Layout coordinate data
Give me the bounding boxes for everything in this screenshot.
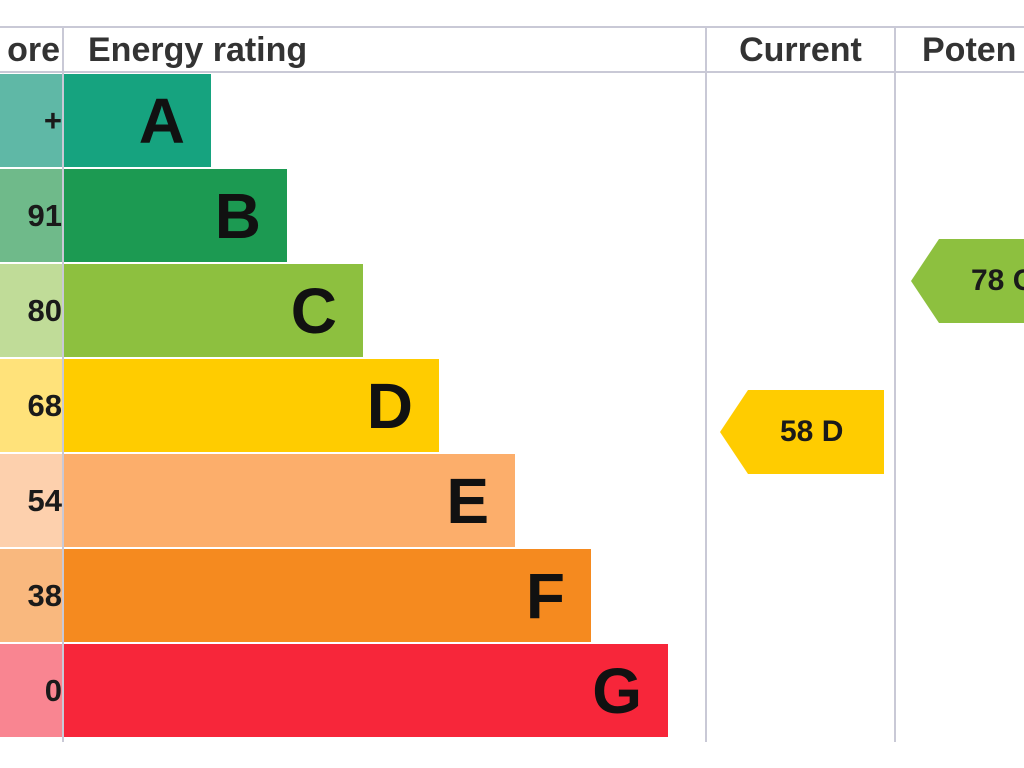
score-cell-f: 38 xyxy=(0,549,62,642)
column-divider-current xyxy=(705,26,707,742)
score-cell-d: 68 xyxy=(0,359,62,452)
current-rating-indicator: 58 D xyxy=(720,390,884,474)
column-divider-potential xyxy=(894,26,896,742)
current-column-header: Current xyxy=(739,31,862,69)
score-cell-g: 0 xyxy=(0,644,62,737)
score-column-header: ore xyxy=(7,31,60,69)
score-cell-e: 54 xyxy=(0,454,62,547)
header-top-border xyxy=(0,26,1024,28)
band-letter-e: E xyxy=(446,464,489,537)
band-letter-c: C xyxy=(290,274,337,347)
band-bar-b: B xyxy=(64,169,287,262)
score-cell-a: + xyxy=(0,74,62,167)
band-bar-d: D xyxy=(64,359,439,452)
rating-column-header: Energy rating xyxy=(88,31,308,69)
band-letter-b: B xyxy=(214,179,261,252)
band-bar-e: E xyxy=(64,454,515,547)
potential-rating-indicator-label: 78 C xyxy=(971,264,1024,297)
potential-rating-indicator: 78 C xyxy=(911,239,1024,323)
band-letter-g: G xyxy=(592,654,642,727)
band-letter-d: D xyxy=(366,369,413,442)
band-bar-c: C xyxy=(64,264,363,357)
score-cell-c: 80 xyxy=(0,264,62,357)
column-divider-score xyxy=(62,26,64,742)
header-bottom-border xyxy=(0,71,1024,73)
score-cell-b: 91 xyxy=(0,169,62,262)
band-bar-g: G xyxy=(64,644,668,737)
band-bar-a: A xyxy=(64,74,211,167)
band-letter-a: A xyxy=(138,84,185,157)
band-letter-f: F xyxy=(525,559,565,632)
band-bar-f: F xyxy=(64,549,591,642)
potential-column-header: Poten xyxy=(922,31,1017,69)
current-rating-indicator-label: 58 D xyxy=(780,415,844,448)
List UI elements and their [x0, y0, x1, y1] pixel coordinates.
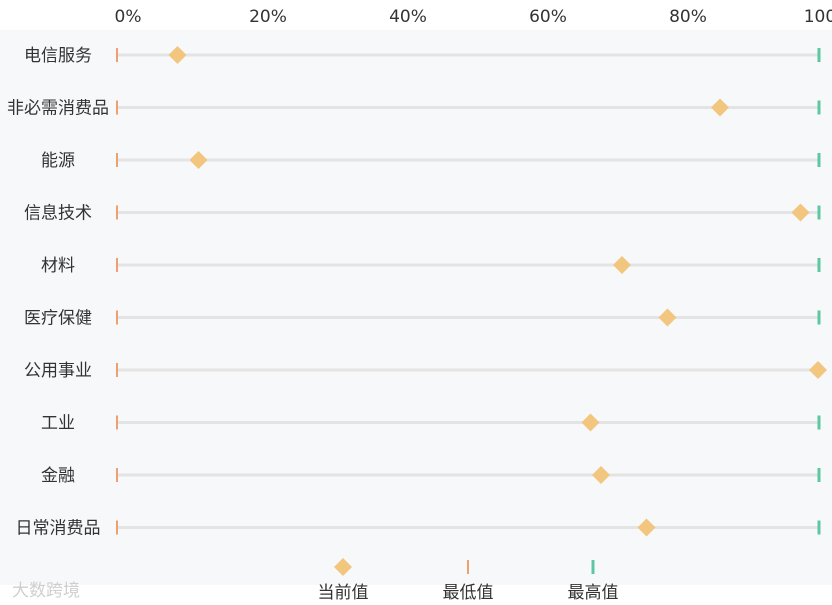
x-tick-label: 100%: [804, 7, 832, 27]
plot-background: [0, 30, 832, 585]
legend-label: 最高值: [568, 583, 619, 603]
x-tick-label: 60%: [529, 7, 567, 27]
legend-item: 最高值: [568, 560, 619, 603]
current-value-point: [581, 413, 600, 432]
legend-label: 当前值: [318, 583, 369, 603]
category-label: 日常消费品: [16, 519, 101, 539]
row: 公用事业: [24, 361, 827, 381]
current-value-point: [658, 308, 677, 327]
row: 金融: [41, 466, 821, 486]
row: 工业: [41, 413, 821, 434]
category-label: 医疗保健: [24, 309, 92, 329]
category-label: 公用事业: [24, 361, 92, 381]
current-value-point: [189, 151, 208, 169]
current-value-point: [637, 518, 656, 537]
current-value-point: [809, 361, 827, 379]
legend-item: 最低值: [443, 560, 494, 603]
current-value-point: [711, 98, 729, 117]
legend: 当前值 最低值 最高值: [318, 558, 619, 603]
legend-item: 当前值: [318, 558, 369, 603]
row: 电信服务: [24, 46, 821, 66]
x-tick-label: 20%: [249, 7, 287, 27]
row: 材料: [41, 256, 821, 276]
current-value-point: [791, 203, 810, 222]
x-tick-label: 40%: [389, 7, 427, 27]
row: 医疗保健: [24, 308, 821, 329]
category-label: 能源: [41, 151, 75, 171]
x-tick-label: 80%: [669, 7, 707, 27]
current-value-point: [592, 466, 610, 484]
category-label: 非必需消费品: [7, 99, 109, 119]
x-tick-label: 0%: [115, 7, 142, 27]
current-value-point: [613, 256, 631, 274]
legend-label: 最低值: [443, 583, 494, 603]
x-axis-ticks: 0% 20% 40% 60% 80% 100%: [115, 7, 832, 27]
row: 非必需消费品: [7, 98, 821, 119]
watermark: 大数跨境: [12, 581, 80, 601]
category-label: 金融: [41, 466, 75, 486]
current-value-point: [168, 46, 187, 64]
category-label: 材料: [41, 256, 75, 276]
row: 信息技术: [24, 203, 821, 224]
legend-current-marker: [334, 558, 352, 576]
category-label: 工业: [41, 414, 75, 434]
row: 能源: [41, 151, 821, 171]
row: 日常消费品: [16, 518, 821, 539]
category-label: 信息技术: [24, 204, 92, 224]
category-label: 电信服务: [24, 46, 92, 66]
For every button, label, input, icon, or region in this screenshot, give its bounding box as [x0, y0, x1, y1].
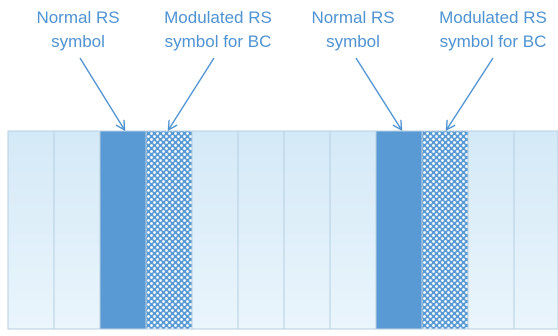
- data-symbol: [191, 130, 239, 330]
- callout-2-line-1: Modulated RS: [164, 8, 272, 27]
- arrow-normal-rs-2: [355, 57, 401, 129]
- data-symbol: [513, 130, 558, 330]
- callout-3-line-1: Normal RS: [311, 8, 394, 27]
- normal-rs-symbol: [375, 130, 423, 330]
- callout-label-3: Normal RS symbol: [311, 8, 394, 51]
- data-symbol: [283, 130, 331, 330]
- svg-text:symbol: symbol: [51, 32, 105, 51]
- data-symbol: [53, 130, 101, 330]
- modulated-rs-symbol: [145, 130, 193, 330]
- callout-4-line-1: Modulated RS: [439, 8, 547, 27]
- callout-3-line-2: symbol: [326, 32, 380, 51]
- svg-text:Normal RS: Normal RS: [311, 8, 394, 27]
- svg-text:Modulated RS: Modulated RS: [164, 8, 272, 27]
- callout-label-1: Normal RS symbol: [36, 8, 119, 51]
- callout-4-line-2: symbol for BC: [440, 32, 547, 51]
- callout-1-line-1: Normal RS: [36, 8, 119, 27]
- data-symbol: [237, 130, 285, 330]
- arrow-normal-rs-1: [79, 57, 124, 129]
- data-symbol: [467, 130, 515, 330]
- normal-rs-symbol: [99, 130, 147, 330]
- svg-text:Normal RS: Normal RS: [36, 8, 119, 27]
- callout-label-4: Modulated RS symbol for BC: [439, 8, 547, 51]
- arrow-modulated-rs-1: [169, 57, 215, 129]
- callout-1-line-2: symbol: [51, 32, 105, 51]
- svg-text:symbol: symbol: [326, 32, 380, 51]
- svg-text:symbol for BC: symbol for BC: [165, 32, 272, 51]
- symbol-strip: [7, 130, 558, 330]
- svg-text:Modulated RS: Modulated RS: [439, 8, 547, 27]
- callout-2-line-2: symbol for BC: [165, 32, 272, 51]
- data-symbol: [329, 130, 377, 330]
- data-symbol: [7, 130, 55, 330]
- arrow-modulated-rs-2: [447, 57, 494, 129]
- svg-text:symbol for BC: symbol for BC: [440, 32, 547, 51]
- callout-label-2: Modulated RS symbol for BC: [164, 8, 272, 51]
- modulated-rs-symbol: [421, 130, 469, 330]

• **Set task**
Please retype all of the records above line for line, leaving out the pictures.

• **Task output**
Give me the bounding boxes for everything in this screenshot.
score-cell-f: 38 xyxy=(0,549,62,642)
column-divider-current xyxy=(705,26,707,742)
score-cell-d: 68 xyxy=(0,359,62,452)
current-rating-indicator: 58 D xyxy=(720,390,884,474)
column-divider-potential xyxy=(894,26,896,742)
current-column-header: Current xyxy=(739,31,862,69)
score-cell-g: 0 xyxy=(0,644,62,737)
score-column-header: ore xyxy=(7,31,60,69)
score-cell-e: 54 xyxy=(0,454,62,547)
header-top-border xyxy=(0,26,1024,28)
band-letter-e: E xyxy=(446,464,489,537)
band-letter-c: C xyxy=(290,274,337,347)
band-bar-b: B xyxy=(64,169,287,262)
score-cell-a: + xyxy=(0,74,62,167)
band-bar-d: D xyxy=(64,359,439,452)
rating-column-header: Energy rating xyxy=(88,31,308,69)
band-letter-b: B xyxy=(214,179,261,252)
band-bar-e: E xyxy=(64,454,515,547)
potential-rating-indicator-label: 78 C xyxy=(971,264,1024,297)
potential-rating-indicator: 78 C xyxy=(911,239,1024,323)
band-letter-g: G xyxy=(592,654,642,727)
band-letter-d: D xyxy=(366,369,413,442)
band-bar-c: C xyxy=(64,264,363,357)
score-cell-c: 80 xyxy=(0,264,62,357)
column-divider-score xyxy=(62,26,64,742)
header-bottom-border xyxy=(0,71,1024,73)
score-cell-b: 91 xyxy=(0,169,62,262)
band-bar-g: G xyxy=(64,644,668,737)
band-bar-a: A xyxy=(64,74,211,167)
band-letter-a: A xyxy=(138,84,185,157)
band-letter-f: F xyxy=(525,559,565,632)
band-bar-f: F xyxy=(64,549,591,642)
potential-column-header: Poten xyxy=(922,31,1017,69)
current-rating-indicator-label: 58 D xyxy=(780,415,844,448)
List UI elements and their [x0, y0, x1, y1] pixel coordinates.
x-tick-label: 100%: [804, 7, 832, 27]
plot-background: [0, 30, 832, 585]
legend-label: 最高值: [568, 583, 619, 603]
x-tick-label: 60%: [529, 7, 567, 27]
legend-item: 最高值: [568, 560, 619, 603]
current-value-point: [581, 413, 600, 432]
legend-label: 当前值: [318, 583, 369, 603]
category-label: 日常消费品: [16, 519, 101, 539]
row: 公用事业: [24, 361, 827, 381]
current-value-point: [658, 308, 677, 327]
row: 金融: [41, 466, 821, 486]
row: 工业: [41, 413, 821, 434]
category-label: 医疗保健: [24, 309, 92, 329]
category-label: 公用事业: [24, 361, 92, 381]
current-value-point: [189, 151, 208, 169]
current-value-point: [637, 518, 656, 537]
current-value-point: [809, 361, 827, 379]
legend-item: 最低值: [443, 560, 494, 603]
current-value-point: [711, 98, 729, 117]
legend: 当前值 最低值 最高值: [318, 558, 619, 603]
legend-item: 当前值: [318, 558, 369, 603]
row: 电信服务: [24, 46, 821, 66]
x-tick-label: 20%: [249, 7, 287, 27]
row: 材料: [41, 256, 821, 276]
current-value-point: [791, 203, 810, 222]
x-tick-label: 40%: [389, 7, 427, 27]
row: 医疗保健: [24, 308, 821, 329]
category-label: 能源: [41, 151, 75, 171]
x-tick-label: 80%: [669, 7, 707, 27]
current-value-point: [592, 466, 610, 484]
category-label: 非必需消费品: [7, 99, 109, 119]
x-tick-label: 0%: [115, 7, 142, 27]
current-value-point: [613, 256, 631, 274]
legend-label: 最低值: [443, 583, 494, 603]
x-axis-ticks: 0% 20% 40% 60% 80% 100%: [115, 7, 832, 27]
row: 非必需消费品: [7, 98, 821, 119]
watermark: 大数跨境: [12, 581, 80, 601]
category-label: 金融: [41, 466, 75, 486]
current-value-point: [168, 46, 187, 64]
category-label: 材料: [41, 256, 75, 276]
row: 信息技术: [24, 203, 821, 224]
legend-current-marker: [334, 558, 352, 576]
category-label: 工业: [41, 414, 75, 434]
row: 能源: [41, 151, 821, 171]
row: 日常消费品: [16, 518, 821, 539]
category-label: 信息技术: [24, 204, 92, 224]
category-label: 电信服务: [24, 46, 92, 66]
For every button, label, input, icon, or region in this screenshot, give its bounding box as [x0, y0, x1, y1].
- data-symbol: [191, 130, 239, 330]
- callout-2-line-1: Modulated RS: [164, 8, 272, 27]
- arrow-normal-rs-2: [355, 57, 401, 129]
- data-symbol: [513, 130, 558, 330]
- callout-3-line-1: Normal RS: [311, 8, 394, 27]
- normal-rs-symbol: [375, 130, 423, 330]
- callout-label-3: Normal RS symbol: [311, 8, 394, 51]
- data-symbol: [283, 130, 331, 330]
- svg-text:symbol: symbol: [51, 32, 105, 51]
- data-symbol: [53, 130, 101, 330]
- modulated-rs-symbol: [145, 130, 193, 330]
- callout-4-line-1: Modulated RS: [439, 8, 547, 27]
- callout-3-line-2: symbol: [326, 32, 380, 51]
- svg-text:Normal RS: Normal RS: [311, 8, 394, 27]
- svg-text:Modulated RS: Modulated RS: [164, 8, 272, 27]
- callout-label-1: Normal RS symbol: [36, 8, 119, 51]
- callout-4-line-2: symbol for BC: [440, 32, 547, 51]
- callout-1-line-1: Normal RS: [36, 8, 119, 27]
- data-symbol: [237, 130, 285, 330]
- arrow-normal-rs-1: [79, 57, 124, 129]
- data-symbol: [467, 130, 515, 330]
- normal-rs-symbol: [99, 130, 147, 330]
- svg-text:Normal RS: Normal RS: [36, 8, 119, 27]
- callout-label-4: Modulated RS symbol for BC: [439, 8, 547, 51]
- arrow-modulated-rs-1: [169, 57, 215, 129]
- callout-1-line-2: symbol: [51, 32, 105, 51]
- svg-text:symbol: symbol: [326, 32, 380, 51]
- svg-text:symbol for BC: symbol for BC: [165, 32, 272, 51]
- symbol-strip: [7, 130, 558, 330]
- svg-text:Modulated RS: Modulated RS: [439, 8, 547, 27]
- callout-2-line-2: symbol for BC: [165, 32, 272, 51]
- data-symbol: [329, 130, 377, 330]
- data-symbol: [7, 130, 55, 330]
- arrow-modulated-rs-2: [447, 57, 494, 129]
- svg-text:symbol for BC: symbol for BC: [440, 32, 547, 51]
- callout-label-2: Modulated RS symbol for BC: [164, 8, 272, 51]
- modulated-rs-symbol: [421, 130, 469, 330]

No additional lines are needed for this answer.